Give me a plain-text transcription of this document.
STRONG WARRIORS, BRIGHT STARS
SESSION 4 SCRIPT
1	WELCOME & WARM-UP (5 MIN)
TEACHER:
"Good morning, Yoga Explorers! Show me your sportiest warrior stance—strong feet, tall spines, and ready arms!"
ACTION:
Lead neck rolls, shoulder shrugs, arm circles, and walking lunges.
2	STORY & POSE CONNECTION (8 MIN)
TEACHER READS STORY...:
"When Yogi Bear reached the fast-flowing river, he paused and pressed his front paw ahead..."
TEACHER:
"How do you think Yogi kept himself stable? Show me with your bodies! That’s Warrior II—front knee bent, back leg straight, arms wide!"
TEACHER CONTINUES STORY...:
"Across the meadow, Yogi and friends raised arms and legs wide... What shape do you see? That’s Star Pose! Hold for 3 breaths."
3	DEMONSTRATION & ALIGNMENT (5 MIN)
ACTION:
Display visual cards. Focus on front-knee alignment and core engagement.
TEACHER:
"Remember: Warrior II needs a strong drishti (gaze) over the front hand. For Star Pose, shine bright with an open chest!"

•••••

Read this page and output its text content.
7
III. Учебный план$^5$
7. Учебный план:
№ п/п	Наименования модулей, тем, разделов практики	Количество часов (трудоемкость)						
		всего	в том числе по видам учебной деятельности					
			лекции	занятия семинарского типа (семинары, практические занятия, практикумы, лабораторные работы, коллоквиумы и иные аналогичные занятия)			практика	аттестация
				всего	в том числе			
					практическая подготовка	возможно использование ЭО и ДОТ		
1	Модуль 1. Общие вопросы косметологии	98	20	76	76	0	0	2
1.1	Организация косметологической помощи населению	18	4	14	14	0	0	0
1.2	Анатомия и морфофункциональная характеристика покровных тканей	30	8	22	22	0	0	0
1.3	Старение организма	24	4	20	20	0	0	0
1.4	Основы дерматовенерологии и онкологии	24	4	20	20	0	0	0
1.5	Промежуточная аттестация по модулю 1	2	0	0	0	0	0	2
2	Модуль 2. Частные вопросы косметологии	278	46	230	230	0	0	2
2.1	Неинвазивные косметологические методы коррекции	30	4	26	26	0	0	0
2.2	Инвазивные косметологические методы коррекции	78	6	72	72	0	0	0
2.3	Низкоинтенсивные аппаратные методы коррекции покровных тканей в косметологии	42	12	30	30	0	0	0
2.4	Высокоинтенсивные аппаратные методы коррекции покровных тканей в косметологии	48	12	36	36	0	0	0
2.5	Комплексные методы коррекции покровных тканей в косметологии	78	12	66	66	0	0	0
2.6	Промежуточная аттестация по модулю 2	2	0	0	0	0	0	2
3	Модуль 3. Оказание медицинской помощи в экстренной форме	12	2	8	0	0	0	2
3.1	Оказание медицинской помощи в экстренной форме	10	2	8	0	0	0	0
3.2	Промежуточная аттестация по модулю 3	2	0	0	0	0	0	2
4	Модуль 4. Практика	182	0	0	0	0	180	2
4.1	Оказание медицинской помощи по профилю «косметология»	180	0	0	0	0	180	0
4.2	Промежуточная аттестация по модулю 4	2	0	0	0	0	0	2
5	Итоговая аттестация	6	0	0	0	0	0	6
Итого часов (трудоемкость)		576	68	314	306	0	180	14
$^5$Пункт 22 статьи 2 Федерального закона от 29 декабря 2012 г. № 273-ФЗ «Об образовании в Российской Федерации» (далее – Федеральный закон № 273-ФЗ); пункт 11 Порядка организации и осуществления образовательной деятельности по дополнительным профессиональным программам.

•••••

#### GOAL:
Determine the number of lines in the listing that contain the string "this". Write that number and nothing else.

#### RESULT OF THE EXERCISE:
2